_TASK DETAILS_: Copy out each line of the listing that has the word "pencil" in it.

_GIVEN DATA_:
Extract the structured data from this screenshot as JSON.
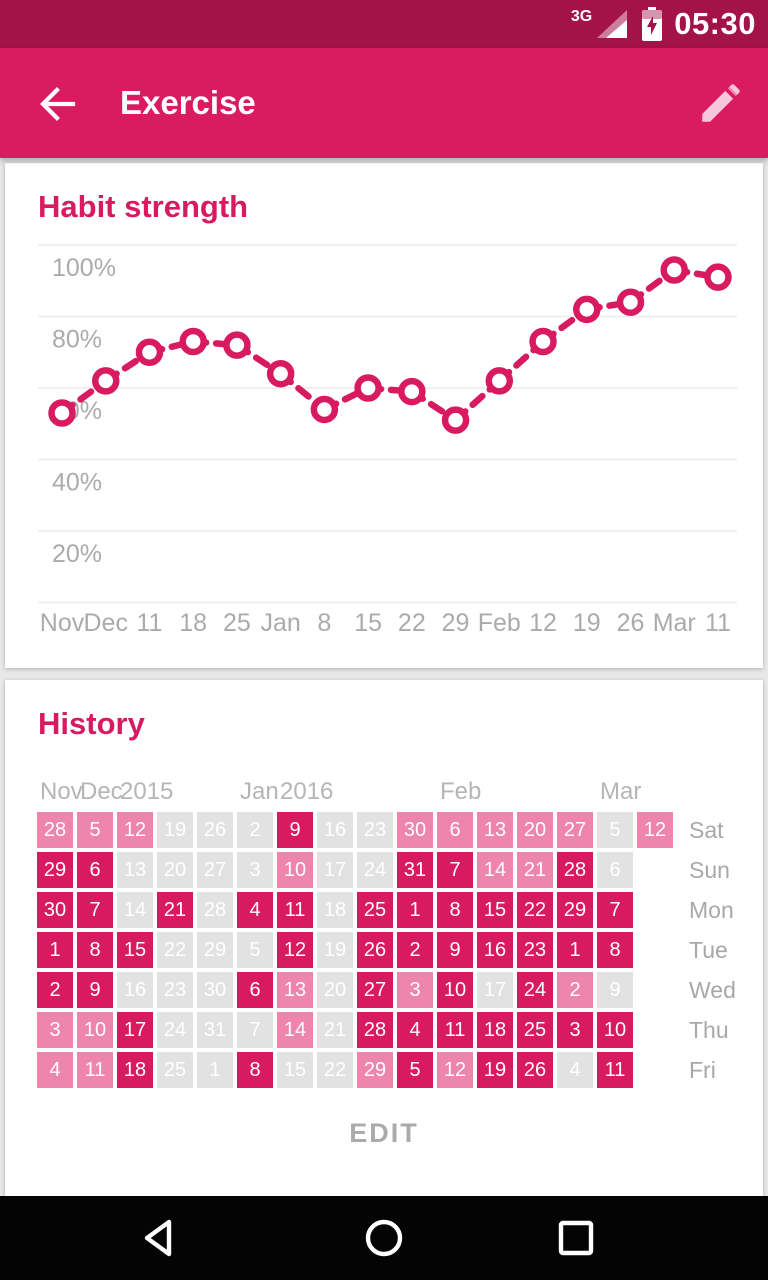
{
  "colors": {
    "status_bar": "#A31347",
    "app_bar": "#DA1B60",
    "accent": "#D81B60",
    "cell_done": "#D81B60",
    "cell_semi": "#EE85AC",
    "cell_miss": "#E2E2E2",
    "axis_text": "#ABABAB",
    "gridline": "#EFEFEF",
    "pencil": "#F8C6DC",
    "card_bg": "#FFFFFF",
    "page_bg": "#E8E8E8",
    "nav_bg": "#040404"
  },
  "status_bar": {
    "network": "3G",
    "time": "05:30",
    "icons": [
      "signal-strength-icon",
      "battery-charging-icon"
    ]
  },
  "app_bar": {
    "title": "Exercise",
    "back_icon": "arrow-left-icon",
    "edit_icon": "pencil-icon"
  },
  "chart_data": {
    "type": "line",
    "title": "Habit strength",
    "line_style": "dashed",
    "marker": "open-circle",
    "grid": true,
    "legend": "none",
    "ylim": [
      0,
      100
    ],
    "ytick_values": [
      100,
      80,
      60,
      40,
      20
    ],
    "ytick_labels": [
      "100%",
      "80%",
      "60%",
      "40%",
      "20%"
    ],
    "x_labels": [
      "Nov",
      "Dec",
      "11",
      "18",
      "25",
      "Jan",
      "8",
      "15",
      "22",
      "29",
      "Feb",
      "12",
      "19",
      "26",
      "Mar",
      "11"
    ],
    "values": [
      53,
      62,
      70,
      73,
      72,
      64,
      54,
      60,
      59,
      51,
      62,
      73,
      82,
      84,
      93,
      91
    ]
  },
  "history": {
    "title": "History",
    "edit_label": "EDIT",
    "month_labels": [
      {
        "text": "Nov",
        "col": 0
      },
      {
        "text": "Dec",
        "col": 1
      },
      {
        "text": "2015",
        "col": 2
      },
      {
        "text": "Jan",
        "col": 5
      },
      {
        "text": "2016",
        "col": 6
      },
      {
        "text": "Feb",
        "col": 10
      },
      {
        "text": "Mar",
        "col": 14
      }
    ],
    "legend_states": {
      "done": "dark",
      "semi": "medium",
      "miss": "gray",
      "none": "empty"
    },
    "rows": [
      {
        "day": "Sat",
        "cells": [
          {
            "n": 28,
            "s": "semi"
          },
          {
            "n": 5,
            "s": "semi"
          },
          {
            "n": 12,
            "s": "semi"
          },
          {
            "n": 19,
            "s": "miss"
          },
          {
            "n": 26,
            "s": "miss"
          },
          {
            "n": 2,
            "s": "miss"
          },
          {
            "n": 9,
            "s": "done"
          },
          {
            "n": 16,
            "s": "miss"
          },
          {
            "n": 23,
            "s": "miss"
          },
          {
            "n": 30,
            "s": "semi"
          },
          {
            "n": 6,
            "s": "semi"
          },
          {
            "n": 13,
            "s": "semi"
          },
          {
            "n": 20,
            "s": "semi"
          },
          {
            "n": 27,
            "s": "semi"
          },
          {
            "n": 5,
            "s": "miss"
          },
          {
            "n": 12,
            "s": "semi"
          }
        ]
      },
      {
        "day": "Sun",
        "cells": [
          {
            "n": 29,
            "s": "done"
          },
          {
            "n": 6,
            "s": "done"
          },
          {
            "n": 13,
            "s": "miss"
          },
          {
            "n": 20,
            "s": "miss"
          },
          {
            "n": 27,
            "s": "miss"
          },
          {
            "n": 3,
            "s": "miss"
          },
          {
            "n": 10,
            "s": "semi"
          },
          {
            "n": 17,
            "s": "miss"
          },
          {
            "n": 24,
            "s": "miss"
          },
          {
            "n": 31,
            "s": "done"
          },
          {
            "n": 7,
            "s": "done"
          },
          {
            "n": 14,
            "s": "semi"
          },
          {
            "n": 21,
            "s": "semi"
          },
          {
            "n": 28,
            "s": "done"
          },
          {
            "n": 6,
            "s": "miss"
          },
          {
            "n": "",
            "s": "none"
          }
        ]
      },
      {
        "day": "Mon",
        "cells": [
          {
            "n": 30,
            "s": "done"
          },
          {
            "n": 7,
            "s": "done"
          },
          {
            "n": 14,
            "s": "miss"
          },
          {
            "n": 21,
            "s": "done"
          },
          {
            "n": 28,
            "s": "miss"
          },
          {
            "n": 4,
            "s": "done"
          },
          {
            "n": 11,
            "s": "done"
          },
          {
            "n": 18,
            "s": "miss"
          },
          {
            "n": 25,
            "s": "done"
          },
          {
            "n": 1,
            "s": "done"
          },
          {
            "n": 8,
            "s": "done"
          },
          {
            "n": 15,
            "s": "done"
          },
          {
            "n": 22,
            "s": "done"
          },
          {
            "n": 29,
            "s": "done"
          },
          {
            "n": 7,
            "s": "done"
          },
          {
            "n": "",
            "s": "none"
          }
        ]
      },
      {
        "day": "Tue",
        "cells": [
          {
            "n": 1,
            "s": "done"
          },
          {
            "n": 8,
            "s": "done"
          },
          {
            "n": 15,
            "s": "done"
          },
          {
            "n": 22,
            "s": "miss"
          },
          {
            "n": 29,
            "s": "miss"
          },
          {
            "n": 5,
            "s": "miss"
          },
          {
            "n": 12,
            "s": "done"
          },
          {
            "n": 19,
            "s": "miss"
          },
          {
            "n": 26,
            "s": "done"
          },
          {
            "n": 2,
            "s": "done"
          },
          {
            "n": 9,
            "s": "done"
          },
          {
            "n": 16,
            "s": "done"
          },
          {
            "n": 23,
            "s": "done"
          },
          {
            "n": 1,
            "s": "done"
          },
          {
            "n": 8,
            "s": "done"
          },
          {
            "n": "",
            "s": "none"
          }
        ]
      },
      {
        "day": "Wed",
        "cells": [
          {
            "n": 2,
            "s": "done"
          },
          {
            "n": 9,
            "s": "done"
          },
          {
            "n": 16,
            "s": "miss"
          },
          {
            "n": 23,
            "s": "miss"
          },
          {
            "n": 30,
            "s": "miss"
          },
          {
            "n": 6,
            "s": "done"
          },
          {
            "n": 13,
            "s": "semi"
          },
          {
            "n": 20,
            "s": "miss"
          },
          {
            "n": 27,
            "s": "done"
          },
          {
            "n": 3,
            "s": "semi"
          },
          {
            "n": 10,
            "s": "done"
          },
          {
            "n": 17,
            "s": "miss"
          },
          {
            "n": 24,
            "s": "done"
          },
          {
            "n": 2,
            "s": "semi"
          },
          {
            "n": 9,
            "s": "miss"
          },
          {
            "n": "",
            "s": "none"
          }
        ]
      },
      {
        "day": "Thu",
        "cells": [
          {
            "n": 3,
            "s": "semi"
          },
          {
            "n": 10,
            "s": "semi"
          },
          {
            "n": 17,
            "s": "done"
          },
          {
            "n": 24,
            "s": "miss"
          },
          {
            "n": 31,
            "s": "miss"
          },
          {
            "n": 7,
            "s": "miss"
          },
          {
            "n": 14,
            "s": "semi"
          },
          {
            "n": 21,
            "s": "miss"
          },
          {
            "n": 28,
            "s": "done"
          },
          {
            "n": 4,
            "s": "done"
          },
          {
            "n": 11,
            "s": "done"
          },
          {
            "n": 18,
            "s": "done"
          },
          {
            "n": 25,
            "s": "done"
          },
          {
            "n": 3,
            "s": "done"
          },
          {
            "n": 10,
            "s": "done"
          },
          {
            "n": "",
            "s": "none"
          }
        ]
      },
      {
        "day": "Fri",
        "cells": [
          {
            "n": 4,
            "s": "semi"
          },
          {
            "n": 11,
            "s": "semi"
          },
          {
            "n": 18,
            "s": "done"
          },
          {
            "n": 25,
            "s": "miss"
          },
          {
            "n": 1,
            "s": "miss"
          },
          {
            "n": 8,
            "s": "done"
          },
          {
            "n": 15,
            "s": "miss"
          },
          {
            "n": 22,
            "s": "miss"
          },
          {
            "n": 29,
            "s": "semi"
          },
          {
            "n": 5,
            "s": "done"
          },
          {
            "n": 12,
            "s": "semi"
          },
          {
            "n": 19,
            "s": "done"
          },
          {
            "n": 26,
            "s": "done"
          },
          {
            "n": 4,
            "s": "miss"
          },
          {
            "n": 11,
            "s": "done"
          },
          {
            "n": "",
            "s": "none"
          }
        ]
      }
    ]
  },
  "nav_bar": {
    "icons": [
      "back-triangle-icon",
      "home-circle-icon",
      "recents-square-icon"
    ]
  }
}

_TASK RESULT_:
    "pencil": "#F8C6DC",
    "edit_icon": "pencil-icon"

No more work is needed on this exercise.